Work required: Give the data below again exactly as written, without its pictures.
[BEGIN Supplied material]
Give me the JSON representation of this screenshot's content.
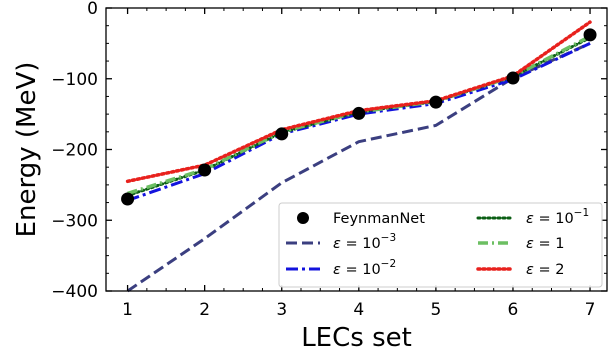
{
  "chart_data": {
    "type": "line",
    "xlabel": "LECs set",
    "ylabel": "Energy (MeV)",
    "x": [
      1,
      2,
      3,
      4,
      5,
      6,
      7
    ],
    "xticks": [
      "1",
      "2",
      "3",
      "4",
      "5",
      "6",
      "7"
    ],
    "yticks": [
      "0",
      "−100",
      "−200",
      "−300",
      "−400"
    ],
    "ytick_values": [
      0,
      -100,
      -200,
      -300,
      -400
    ],
    "xlim": [
      0.72,
      7.22
    ],
    "ylim": [
      -400,
      0
    ],
    "grid": false,
    "legend_position": "lower-right",
    "series": [
      {
        "name": "FeynmanNet",
        "style": "markers",
        "color": "#000000",
        "values": [
          -270,
          -229,
          -178,
          -149,
          -133,
          -99,
          -38
        ]
      },
      {
        "name": "ε = 10⁻³",
        "style": "dashed",
        "color": "#3b3f80",
        "values": [
          -400,
          -326,
          -247,
          -189,
          -166,
          -99,
          -50
        ]
      },
      {
        "name": "ε = 10⁻²",
        "style": "dashdot",
        "color": "#1313dd",
        "values": [
          -272,
          -234,
          -178,
          -150,
          -135,
          -101,
          -50
        ]
      },
      {
        "name": "ε = 10⁻¹",
        "style": "dotted",
        "color": "#0b5e14",
        "values": [
          -265,
          -229,
          -176,
          -147,
          -132,
          -97,
          -42
        ]
      },
      {
        "name": "ε = 1",
        "style": "dashdot-loose",
        "color": "#6cbf62",
        "values": [
          -262,
          -228,
          -175,
          -147,
          -132,
          -97,
          -40
        ]
      },
      {
        "name": "ε = 2",
        "style": "dotted-red",
        "color": "#e8211d",
        "values": [
          -245,
          -222,
          -172,
          -145,
          -131,
          -96,
          -20
        ]
      }
    ],
    "legend_labels": {
      "feynmannet": "FeynmanNet",
      "eps3": "10",
      "eps3_exp": "−3",
      "eps2": "10",
      "eps2_exp": "−2",
      "eps1": "10",
      "eps1_exp": "−1",
      "eps_one": "1",
      "eps_two": "2",
      "epsilon": "ε",
      "equals": " = "
    }
  }
}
[END Supplied material]
Exercise answer:
Give me the JSON representation of this screenshot's content.
{
  "chart_data": {
    "type": "line",
    "xlabel": "LECs set",
    "ylabel": "Energy (MeV)",
    "x": [
      1,
      2,
      3,
      4,
      5,
      6,
      7
    ],
    "xticks": [
      "1",
      "2",
      "3",
      "4",
      "5",
      "6",
      "7"
    ],
    "yticks": [
      "0",
      "−100",
      "−200",
      "−300",
      "−400"
    ],
    "ytick_values": [
      0,
      -100,
      -200,
      -300,
      -400
    ],
    "xlim": [
      0.72,
      7.22
    ],
    "ylim": [
      -400,
      0
    ],
    "grid": false,
    "legend_position": "lower-right",
    "series": [
      {
        "name": "FeynmanNet",
        "style": "markers",
        "color": "#000000",
        "values": [
          -270,
          -229,
          -178,
          -149,
          -133,
          -99,
          -38
        ]
      },
      {
        "name": "ε = 10⁻³",
        "style": "dashed",
        "color": "#3b3f80",
        "values": [
          -400,
          -326,
          -247,
          -189,
          -166,
          -99,
          -50
        ]
      },
      {
        "name": "ε = 10⁻²",
        "style": "dashdot",
        "color": "#1313dd",
        "values": [
          -272,
          -234,
          -178,
          -150,
          -135,
          -101,
          -50
        ]
      },
      {
        "name": "ε = 10⁻¹",
        "style": "dotted",
        "color": "#0b5e14",
        "values": [
          -265,
          -229,
          -176,
          -147,
          -132,
          -97,
          -42
        ]
      },
      {
        "name": "ε = 1",
        "style": "dashdot-loose",
        "color": "#6cbf62",
        "values": [
          -262,
          -228,
          -175,
          -147,
          -132,
          -97,
          -40
        ]
      },
      {
        "name": "ε = 2",
        "style": "dotted-red",
        "color": "#e8211d",
        "values": [
          -245,
          -222,
          -172,
          -145,
          -131,
          -96,
          -20
        ]
      }
    ],
    "legend_labels": {
      "feynmannet": "FeynmanNet",
      "eps3": "10",
      "eps3_exp": "−3",
      "eps2": "10",
      "eps2_exp": "−2",
      "eps1": "10",
      "eps1_exp": "−1",
      "eps_one": "1",
      "eps_two": "2",
      "epsilon": "ε",
      "equals": " = "
    }
  }
}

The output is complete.